-------- Given data --------

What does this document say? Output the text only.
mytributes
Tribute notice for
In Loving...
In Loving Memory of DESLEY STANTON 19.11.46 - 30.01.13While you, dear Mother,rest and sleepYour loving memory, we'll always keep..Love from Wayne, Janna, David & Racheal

--------

> [Written request]: Your task is to quote all of the data word for word.

> [Result of the task]:
What does this document say? Output the text only.
mytributes
Tribute notice for
In Loving...
In Loving Memory of DESLEY STANTON 19.11.46 - 30.01.13While you, dear Mother,rest and sleepYour loving memory, we'll always keep..Love from Wayne, Janna, David & Racheal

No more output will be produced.